Request
Print every entry exactly as written.
— Start Data to use —
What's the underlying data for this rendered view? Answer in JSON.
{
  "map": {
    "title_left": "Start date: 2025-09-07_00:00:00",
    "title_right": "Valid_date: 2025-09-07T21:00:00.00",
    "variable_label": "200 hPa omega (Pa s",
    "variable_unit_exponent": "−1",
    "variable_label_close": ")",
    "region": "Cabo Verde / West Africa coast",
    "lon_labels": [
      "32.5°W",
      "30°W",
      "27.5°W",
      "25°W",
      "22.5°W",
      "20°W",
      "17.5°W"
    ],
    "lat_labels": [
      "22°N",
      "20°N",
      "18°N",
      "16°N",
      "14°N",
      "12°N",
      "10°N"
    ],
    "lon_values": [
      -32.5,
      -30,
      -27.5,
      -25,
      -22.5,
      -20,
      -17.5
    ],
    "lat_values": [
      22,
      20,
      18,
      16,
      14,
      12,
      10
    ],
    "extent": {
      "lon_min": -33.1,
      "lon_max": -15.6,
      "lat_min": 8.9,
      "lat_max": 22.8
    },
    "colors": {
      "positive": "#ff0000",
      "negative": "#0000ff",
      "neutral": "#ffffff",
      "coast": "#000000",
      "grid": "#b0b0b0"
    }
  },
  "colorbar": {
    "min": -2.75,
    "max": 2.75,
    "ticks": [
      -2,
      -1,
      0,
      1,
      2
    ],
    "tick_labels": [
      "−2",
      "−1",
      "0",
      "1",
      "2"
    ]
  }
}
— End Data to use —
Answer to the problem
What's the underlying data for this rendered view? Answer in JSON.
{
  "map": {
    "title_left": "Start date: 2025-09-07_00:00:00",
    "title_right": "Valid_date: 2025-09-07T21:00:00.00",
    "variable_label": "200 hPa omega (Pa s",
    "variable_unit_exponent": "−1",
    "variable_label_close": ")",
    "region": "Cabo Verde / West Africa coast",
    "lon_labels": [
      "32.5°W",
      "30°W",
      "27.5°W",
      "25°W",
      "22.5°W",
      "20°W",
      "17.5°W"
    ],
    "lat_labels": [
      "22°N",
      "20°N",
      "18°N",
      "16°N",
      "14°N",
      "12°N",
      "10°N"
    ],
    "lon_values": [
      -32.5,
      -30,
      -27.5,
      -25,
      -22.5,
      -20,
      -17.5
    ],
    "lat_values": [
      22,
      20,
      18,
      16,
      14,
      12,
      10
    ],
    "extent": {
      "lon_min": -33.1,
      "lon_max": -15.6,
      "lat_min": 8.9,
      "lat_max": 22.8
    },
    "colors": {
      "positive": "#ff0000",
      "negative": "#0000ff",
      "neutral": "#ffffff",
      "coast": "#000000",
      "grid": "#b0b0b0"
    }
  },
  "colorbar": {
    "min": -2.75,
    "max": 2.75,
    "ticks": [
      -2,
      -1,
      0,
      1,
      2
    ],
    "tick_labels": [
      "−2",
      "−1",
      "0",
      "1",
      "2"
    ]
  }
}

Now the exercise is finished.